Written request:
The records below hold pictures; please leave those out and retype the rest exactly.

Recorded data

^^^^^^^^^^^^^^^^

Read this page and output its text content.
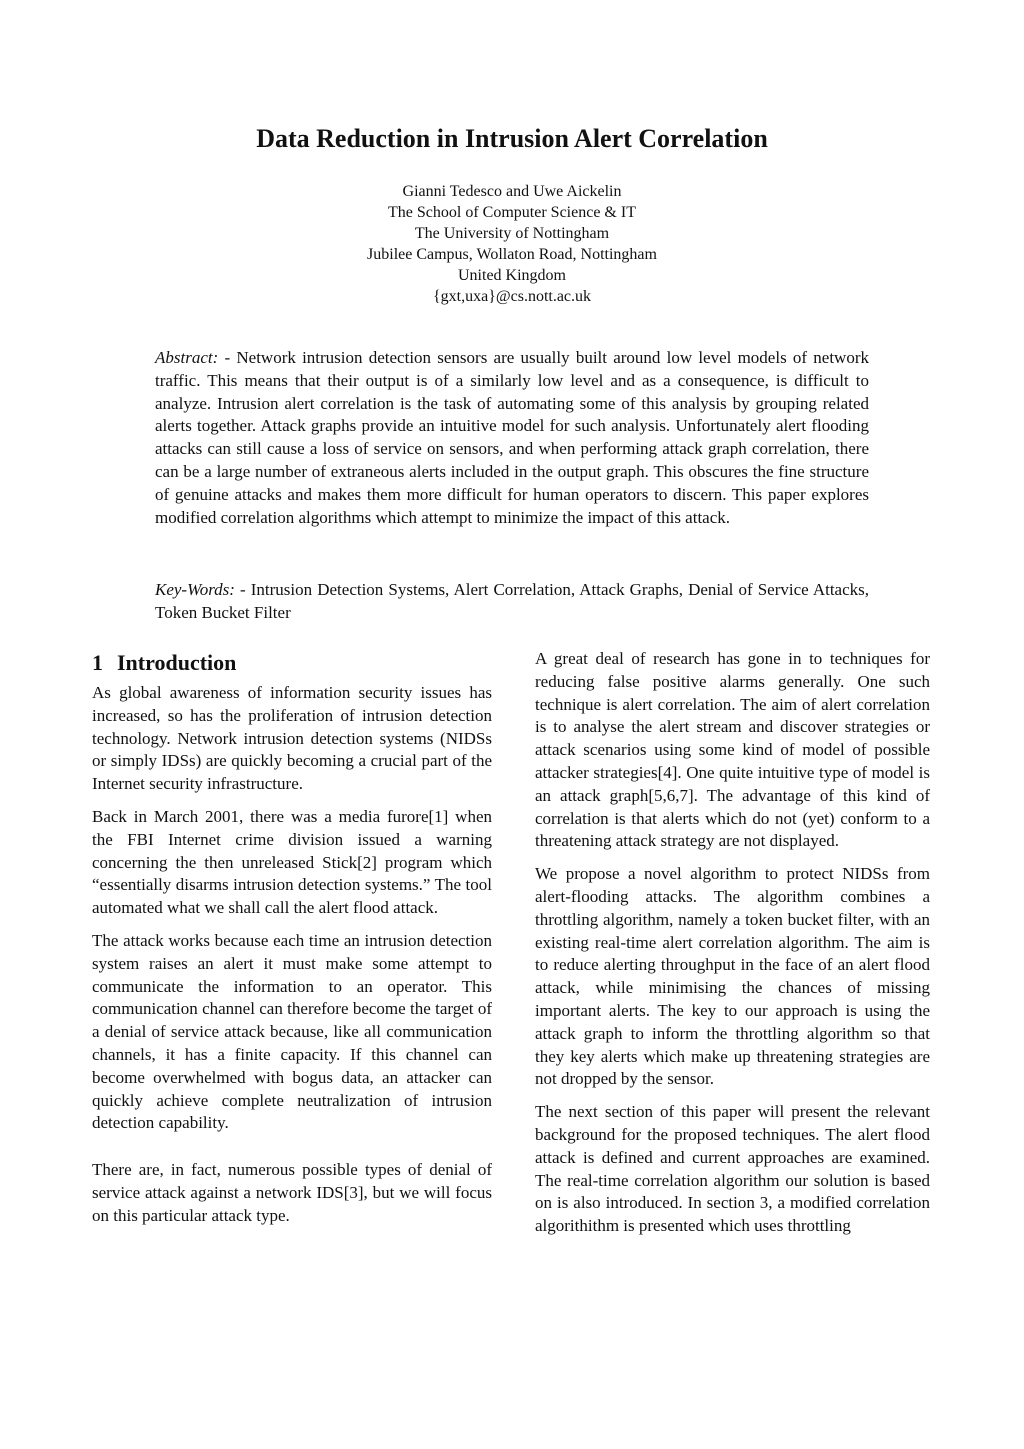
Data Reduction in Intrusion Alert Correlation
Gianni Tedesco and Uwe Aickelin
The School of Computer Science & IT
The University of Nottingham
Jubilee Campus, Wollaton Road, Nottingham
United Kingdom
{gxt,uxa}@cs.nott.ac.uk

Abstract: - Network intrusion detection sensors are usually built around low level models of network traffic. This means that their output is of a similarly low level and as a consequence, is difficult to analyze. Intrusion alert correlation is the task of automating some of this analysis by grouping related alerts together. Attack graphs provide an intuitive model for such analysis. Unfortunately alert flooding attacks can still cause a loss of service on sensors, and when performing attack graph correlation, there can be a large number of extraneous alerts included in the output graph. This obscures the fine structure of genuine attacks and makes them more difficult for human operators to discern. This paper explores modified correlation algorithms which attempt to minimize the impact of this attack.

Key-Words: - Intrusion Detection Systems, Alert Correlation, Attack Graphs, Denial of Service Attacks, Token Bucket Filter

1 Introduction

As global awareness of information security issues has increased, so has the proliferation of intrusion detection technology. Network intrusion detection systems (NIDSs or simply IDSs) are quickly becoming a crucial part of the Internet security infrastructure.

Back in March 2001, there was a media furore[1] when the FBI Internet crime division issued a warning concerning the then unreleased Stick[2] program which “essentially disarms intrusion detection systems.” The tool automated what we shall call the alert flood attack.

The attack works because each time an intrusion detection system raises an alert it must make some attempt to communicate the information to an operator. This communication channel can therefore become the target of a denial of service attack because, like all communication channels, it has a finite capacity. If this channel can become overwhelmed with bogus data, an attacker can quickly achieve complete neutralization of intrusion detection capability.

There are, in fact, numerous possible types of denial of service attack against a network IDS[3], but we will focus on this particular attack type.

A great deal of research has gone in to techniques for reducing false positive alarms generally. One such technique is alert correlation. The aim of alert correlation is to analyse the alert stream and discover strategies or attack scenarios using some kind of model of possible attacker strategies[4]. One quite intuitive type of model is an attack graph[5,6,7]. The advantage of this kind of correlation is that alerts which do not (yet) conform to a threatening attack strategy are not displayed.

We propose a novel algorithm to protect NIDSs from alert-flooding attacks. The algorithm combines a throttling algorithm, namely a token bucket filter, with an existing real-time alert correlation algorithm. The aim is to reduce alerting throughput in the face of an alert flood attack, while minimising the chances of missing important alerts. The key to our approach is using the attack graph to inform the throttling algorithm so that they key alerts which make up threatening strategies are not dropped by the sensor.

The next section of this paper will present the relevant background for the proposed techniques. The alert flood attack is defined and current approaches are examined. The real-time correlation algorithm our solution is based on is also introduced. In section 3, a modified correlation algorithithm is presented which uses throttling
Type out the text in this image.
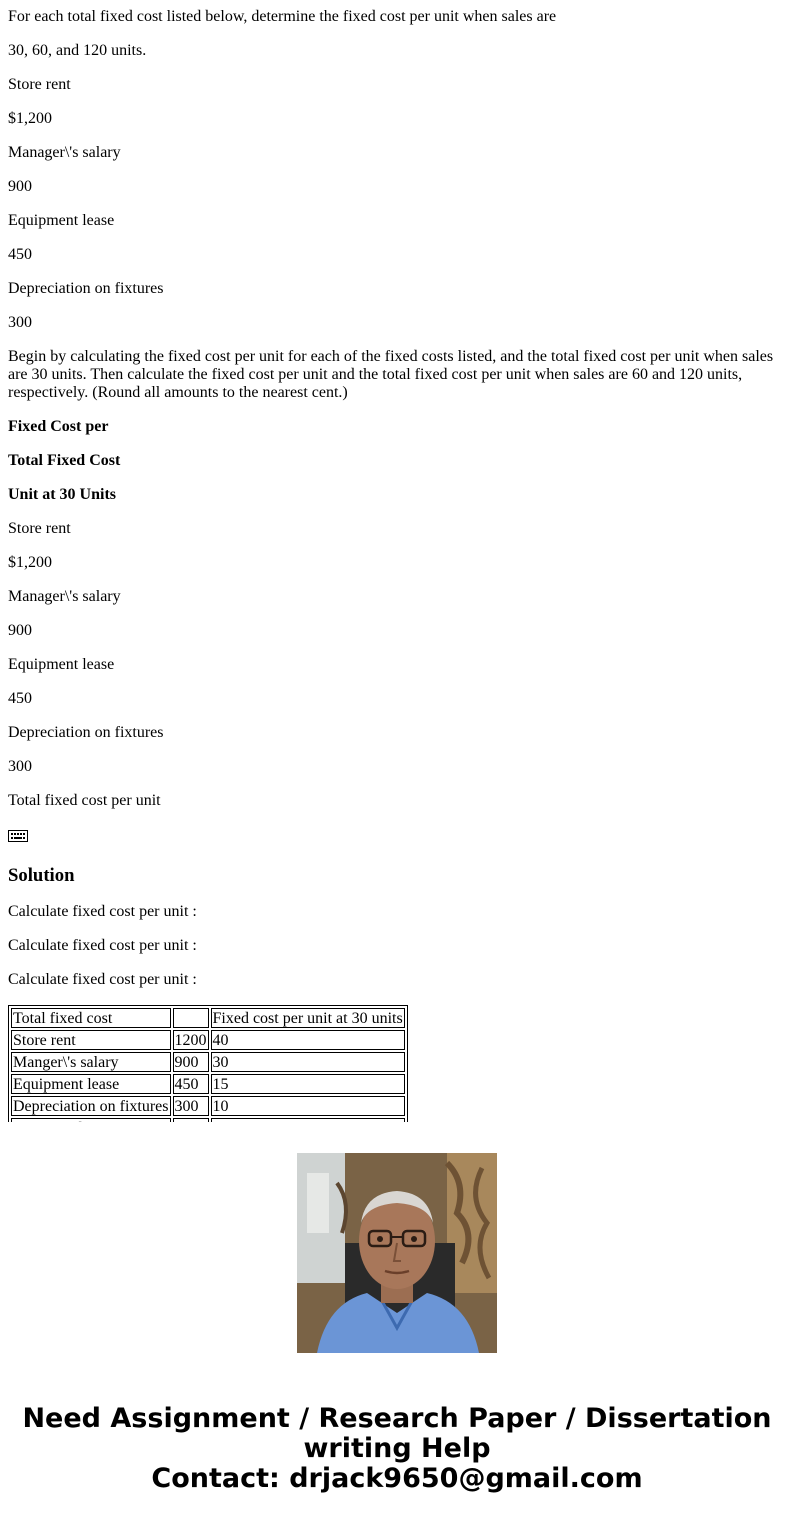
For each total fixed cost listed below, determine the fixed cost per unit when sales are

30, 60, and 120 units.

Store rent

$1,200

Manager\'s salary

900

Equipment lease

450

Depreciation on fixtures

300

Begin by calculating the fixed cost per unit for each of the fixed costs listed, and the total fixed cost per unit when sales are 30 units. Then calculate the fixed cost per unit and the total fixed cost per unit when sales are 60 and 120 units, respectively. (Round all amounts to the nearest cent.)

Fixed Cost per

Total Fixed Cost

Unit at 30 Units

Store rent

$1,200

Manager\'s salary

900

Equipment lease

450

Depreciation on fixtures

300

Total fixed cost per unit

Solution

Calculate fixed cost per unit :

Calculate fixed cost per unit :

Calculate fixed cost per unit :

Total fixed cost		Fixed cost per unit at 30 units
Store rent	1200	40
Manger\'s salary	900	30
Equipment lease	450	15
Depreciation on fixtures	300	10

Need Assignment / Research Paper / Dissertation
writing Help
Contact: drjack9650@gmail.com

^^^^^^^^^^^^^^^^

Task solution:
Read this page and output its text content.
Data Reduction in Intrusion Alert Correlation
Gianni Tedesco and Uwe Aickelin
The School of Computer Science & IT
The University of Nottingham
Jubilee Campus, Wollaton Road, Nottingham
United Kingdom
{gxt,uxa}@cs.nott.ac.uk

Abstract: - Network intrusion detection sensors are usually built around low level models of network traffic. This means that their output is of a similarly low level and as a consequence, is difficult to analyze. Intrusion alert correlation is the task of automating some of this analysis by grouping related alerts together. Attack graphs provide an intuitive model for such analysis. Unfortunately alert flooding attacks can still cause a loss of service on sensors, and when performing attack graph correlation, there can be a large number of extraneous alerts included in the output graph. This obscures the fine structure of genuine attacks and makes them more difficult for human operators to discern. This paper explores modified correlation algorithms which attempt to minimize the impact of this attack.

Key-Words: - Intrusion Detection Systems, Alert Correlation, Attack Graphs, Denial of Service Attacks, Token Bucket Filter

1 Introduction

As global awareness of information security issues has increased, so has the proliferation of intrusion detection technology. Network intrusion detection systems (NIDSs or simply IDSs) are quickly becoming a crucial part of the Internet security infrastructure.

Back in March 2001, there was a media furore[1] when the FBI Internet crime division issued a warning concerning the then unreleased Stick[2] program which “essentially disarms intrusion detection systems.” The tool automated what we shall call the alert flood attack.

The attack works because each time an intrusion detection system raises an alert it must make some attempt to communicate the information to an operator. This communication channel can therefore become the target of a denial of service attack because, like all communication channels, it has a finite capacity. If this channel can become overwhelmed with bogus data, an attacker can quickly achieve complete neutralization of intrusion detection capability.

There are, in fact, numerous possible types of denial of service attack against a network IDS[3], but we will focus on this particular attack type.

A great deal of research has gone in to techniques for reducing false positive alarms generally. One such technique is alert correlation. The aim of alert correlation is to analyse the alert stream and discover strategies or attack scenarios using some kind of model of possible attacker strategies[4]. One quite intuitive type of model is an attack graph[5,6,7]. The advantage of this kind of correlation is that alerts which do not (yet) conform to a threatening attack strategy are not displayed.

We propose a novel algorithm to protect NIDSs from alert-flooding attacks. The algorithm combines a throttling algorithm, namely a token bucket filter, with an existing real-time alert correlation algorithm. The aim is to reduce alerting throughput in the face of an alert flood attack, while minimising the chances of missing important alerts. The key to our approach is using the attack graph to inform the throttling algorithm so that they key alerts which make up threatening strategies are not dropped by the sensor.

The next section of this paper will present the relevant background for the proposed techniques. The alert flood attack is defined and current approaches are examined. The real-time correlation algorithm our solution is based on is also introduced. In section 3, a modified correlation algorithithm is presented which uses throttling
Type out the text in this image.
For each total fixed cost listed below, determine the fixed cost per unit when sales are

30, 60, and 120 units.

Store rent

$1,200

Manager\'s salary

900

Equipment lease

450

Depreciation on fixtures

300

Begin by calculating the fixed cost per unit for each of the fixed costs listed, and the total fixed cost per unit when sales are 30 units. Then calculate the fixed cost per unit and the total fixed cost per unit when sales are 60 and 120 units, respectively. (Round all amounts to the nearest cent.)

Fixed Cost per

Total Fixed Cost

Unit at 30 Units

Store rent

$1,200

Manager\'s salary

900

Equipment lease

450

Depreciation on fixtures

300

Total fixed cost per unit

Solution

Calculate fixed cost per unit :

Calculate fixed cost per unit :

Calculate fixed cost per unit :

Total fixed cost		Fixed cost per unit at 30 units
Store rent	1200	40
Manger\'s salary	900	30
Equipment lease	450	15
Depreciation on fixtures	300	10

Need Assignment / Research Paper / Dissertation
writing Help
Contact: drjack9650@gmail.com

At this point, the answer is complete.